[Text]
================================
Following is a slightly edited current report by The Guardian:

The US supreme court will decide if Donald Trump can be prosecuted on election interference charges, indicating it will move quickly in the immunity case. Trump’s team had viewed for months that the appeal would probably fall short on the law but would be an effective way to delay the impending trial, which had been due to begin in early March.

The court on Wednesday agreed to decide Trump’s claim of immunity on charges brought by a special counsel involving his efforts to overturn his 2020 election loss, again thrusting the nation’s top judicial body into the election fray as Trump seeks to regain the presidency.

The justices put on hold the criminal case being pursued by special counsel Jack Smith and will review a lower court’s rejection of Trump’s claim of immunity from prosecution because he was president when he took actions aimed at reversing Joe Biden’s election victory over him. Trump’s lawyers had requested a stay of that ruling, warning of dire consequences for the presidency absent such immunity.

Trump has made it no secret that his overarching legal strategy is to seek delays, ideally beyond the 2024 election in November, in the hopes that winning re-election could enable him to potentially pardon himself or direct his attorney general to drop the charges.


Note: Textual emphasis in the above report was added.

Comments

  • Supreme Court to hear arguments in Trump immunity case in April

    Following are edited excerpts from a current NPR report:

    The U.S. Supreme Court will hear oral arguments the week of April 22 in a high-stakes dispute over whether former President Donald Trump enjoys immunity from federal criminal prosecution. The order from the court on Wednesday keeps Trump's prosecution in the Jan. 6 case on hold for at least a few more months.

    The justices said, in an unsigned order, that their review would be limited to a single question: "Whether and if so to what extent does a former President enjoy presidential immunity from criminal prosecution for conduct alleged to involve official acts during his tenure in office."

    The issue is one of first impression for the Supreme Court, since no former president has ever faced criminal charges.

    The decision amounts to, at minimum, another short-term victory for Trump, and it means the trial originally set to begin in Washington, D.C., in early March could be delayed until late summer or even after Election Day in November. Special counsel Jack Smith had urged the Supreme Court to swiftly reject Trump's claims, arguing the charged crimes "strike at the heart of our democracy."

    Three judges on the federal appeals court in Washington, D.C., unanimously sided with prosecutors this month. The panel said that Trump's immunity argument has virtually no limit. Indeed, at oral argument, when Trump's lawyer was pressed by the panel, he conceded that a president could order SEAL Team 6 to assassinate his political rivals and still be free from any criminal prosecution.
================================
[Extracted information]
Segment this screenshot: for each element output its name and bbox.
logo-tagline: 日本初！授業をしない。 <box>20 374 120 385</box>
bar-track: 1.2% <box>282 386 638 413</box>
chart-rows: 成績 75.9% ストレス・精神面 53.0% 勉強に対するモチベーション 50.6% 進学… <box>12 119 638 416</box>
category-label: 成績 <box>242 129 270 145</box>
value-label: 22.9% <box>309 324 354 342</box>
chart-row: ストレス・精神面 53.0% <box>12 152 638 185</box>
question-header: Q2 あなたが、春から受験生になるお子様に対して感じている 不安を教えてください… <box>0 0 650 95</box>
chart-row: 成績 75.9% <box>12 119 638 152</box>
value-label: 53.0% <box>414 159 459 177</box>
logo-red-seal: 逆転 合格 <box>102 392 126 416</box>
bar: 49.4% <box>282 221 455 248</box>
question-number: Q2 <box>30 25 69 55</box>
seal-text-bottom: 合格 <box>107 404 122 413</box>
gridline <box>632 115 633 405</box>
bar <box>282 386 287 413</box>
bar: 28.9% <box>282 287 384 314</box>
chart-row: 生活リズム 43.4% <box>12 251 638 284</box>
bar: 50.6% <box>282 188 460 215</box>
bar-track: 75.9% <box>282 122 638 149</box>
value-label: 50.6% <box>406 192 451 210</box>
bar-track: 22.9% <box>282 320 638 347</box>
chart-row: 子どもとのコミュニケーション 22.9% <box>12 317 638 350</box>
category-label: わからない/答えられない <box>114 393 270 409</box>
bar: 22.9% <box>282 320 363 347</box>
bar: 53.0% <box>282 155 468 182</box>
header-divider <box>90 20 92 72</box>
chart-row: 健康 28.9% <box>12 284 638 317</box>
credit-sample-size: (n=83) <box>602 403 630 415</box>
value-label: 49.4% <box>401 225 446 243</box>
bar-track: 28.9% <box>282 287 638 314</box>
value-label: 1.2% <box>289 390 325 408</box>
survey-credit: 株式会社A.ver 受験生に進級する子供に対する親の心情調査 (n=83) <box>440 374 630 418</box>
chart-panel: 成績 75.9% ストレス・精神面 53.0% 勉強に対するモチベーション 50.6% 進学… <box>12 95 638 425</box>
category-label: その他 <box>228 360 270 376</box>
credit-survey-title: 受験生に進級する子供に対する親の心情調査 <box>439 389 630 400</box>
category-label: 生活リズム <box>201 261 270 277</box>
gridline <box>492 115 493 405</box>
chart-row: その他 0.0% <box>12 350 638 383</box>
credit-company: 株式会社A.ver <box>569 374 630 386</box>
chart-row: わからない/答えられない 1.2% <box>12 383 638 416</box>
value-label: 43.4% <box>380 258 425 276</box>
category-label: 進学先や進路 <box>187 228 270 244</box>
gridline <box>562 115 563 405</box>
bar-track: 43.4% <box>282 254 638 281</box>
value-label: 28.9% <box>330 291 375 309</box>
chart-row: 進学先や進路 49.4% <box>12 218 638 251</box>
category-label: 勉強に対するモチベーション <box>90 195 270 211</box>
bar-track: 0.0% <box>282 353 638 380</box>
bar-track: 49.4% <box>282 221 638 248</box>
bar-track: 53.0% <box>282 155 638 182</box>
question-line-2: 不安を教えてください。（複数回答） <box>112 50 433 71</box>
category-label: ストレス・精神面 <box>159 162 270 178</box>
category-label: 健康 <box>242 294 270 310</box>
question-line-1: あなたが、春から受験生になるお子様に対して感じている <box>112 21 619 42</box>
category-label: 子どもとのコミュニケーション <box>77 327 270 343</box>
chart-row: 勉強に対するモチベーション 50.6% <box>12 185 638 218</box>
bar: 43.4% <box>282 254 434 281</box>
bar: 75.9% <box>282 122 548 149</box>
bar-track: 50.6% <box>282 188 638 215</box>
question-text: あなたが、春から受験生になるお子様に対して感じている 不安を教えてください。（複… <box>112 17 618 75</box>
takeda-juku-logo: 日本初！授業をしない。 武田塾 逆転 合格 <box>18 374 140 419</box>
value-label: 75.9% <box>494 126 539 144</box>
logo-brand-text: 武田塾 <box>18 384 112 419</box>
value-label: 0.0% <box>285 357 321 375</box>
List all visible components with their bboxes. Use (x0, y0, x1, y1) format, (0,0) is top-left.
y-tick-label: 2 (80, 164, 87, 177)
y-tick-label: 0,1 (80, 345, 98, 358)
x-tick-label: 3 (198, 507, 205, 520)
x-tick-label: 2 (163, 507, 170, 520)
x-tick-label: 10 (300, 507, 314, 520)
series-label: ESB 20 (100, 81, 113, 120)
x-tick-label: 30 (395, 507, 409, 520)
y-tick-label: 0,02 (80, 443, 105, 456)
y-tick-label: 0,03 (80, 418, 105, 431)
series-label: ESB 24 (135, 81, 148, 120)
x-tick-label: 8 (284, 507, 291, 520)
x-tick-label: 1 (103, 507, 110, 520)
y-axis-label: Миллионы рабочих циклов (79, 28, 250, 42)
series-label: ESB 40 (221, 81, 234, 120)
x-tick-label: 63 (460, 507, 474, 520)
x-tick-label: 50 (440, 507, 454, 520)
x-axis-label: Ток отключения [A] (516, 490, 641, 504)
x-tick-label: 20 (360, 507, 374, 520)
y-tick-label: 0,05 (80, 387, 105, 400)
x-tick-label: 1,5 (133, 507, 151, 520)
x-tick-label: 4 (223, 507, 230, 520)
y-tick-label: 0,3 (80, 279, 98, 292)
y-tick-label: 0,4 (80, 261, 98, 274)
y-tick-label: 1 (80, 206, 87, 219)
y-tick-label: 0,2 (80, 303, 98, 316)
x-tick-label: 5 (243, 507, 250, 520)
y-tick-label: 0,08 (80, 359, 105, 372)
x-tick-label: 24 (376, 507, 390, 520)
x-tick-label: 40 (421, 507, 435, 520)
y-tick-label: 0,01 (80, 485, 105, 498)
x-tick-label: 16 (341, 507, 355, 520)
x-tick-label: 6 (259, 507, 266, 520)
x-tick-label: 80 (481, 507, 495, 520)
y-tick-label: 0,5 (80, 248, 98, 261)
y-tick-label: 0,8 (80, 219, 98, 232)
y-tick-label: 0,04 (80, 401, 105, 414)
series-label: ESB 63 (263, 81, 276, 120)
================================
[Exercise instructions]
1. Copy the part of the Trump immunity report starting with "The court on Wednesday agreed" and going on through "regain the presidency.", word for word.
2. Write what comes next in the Trump immunity report, picking up right after its last sentence.

[Per-task answers]
1.
The court on Wednesday agreed to decide Trump’s claim of immunity on charges brought by a special counsel involving his efforts to overturn his 2020 election loss, again thrusting the nation’s top judicial body into the election fray as Trump seeks to regain the presidency.

2.
    The question of presidential immunity has never been resolved by the Supreme Court. In 1974, the justices ruled unanimously that Nixon, then still in office, had to comply with a subpoena for 64 White House tape recordings that were subsequently used as evidence in the prosecution of many top administration officials. The Nixon tapes case thus became the leading precedent suggesting that presidents do not have complete immunity for acts they commit while in office.

    The contrary precedent, cited by Trump's lawyers, is a civil case that was decided eight years later that also involved Nixon. In that case, the court ruled 5-4 that the former president could not be sued by an Air Force whistleblower who claimed he was fired in retaliation for his disclosures about cost overruns.

    The consequences of Wednesday's Supreme Court action remain murky at best. A judge in New York already has ordered jury selection to begin March 25 in a separate state case accusing Trump of recordkeeping violations for hush money payments to adult film actress Stormy Daniels weeks before the 2016 presidential election.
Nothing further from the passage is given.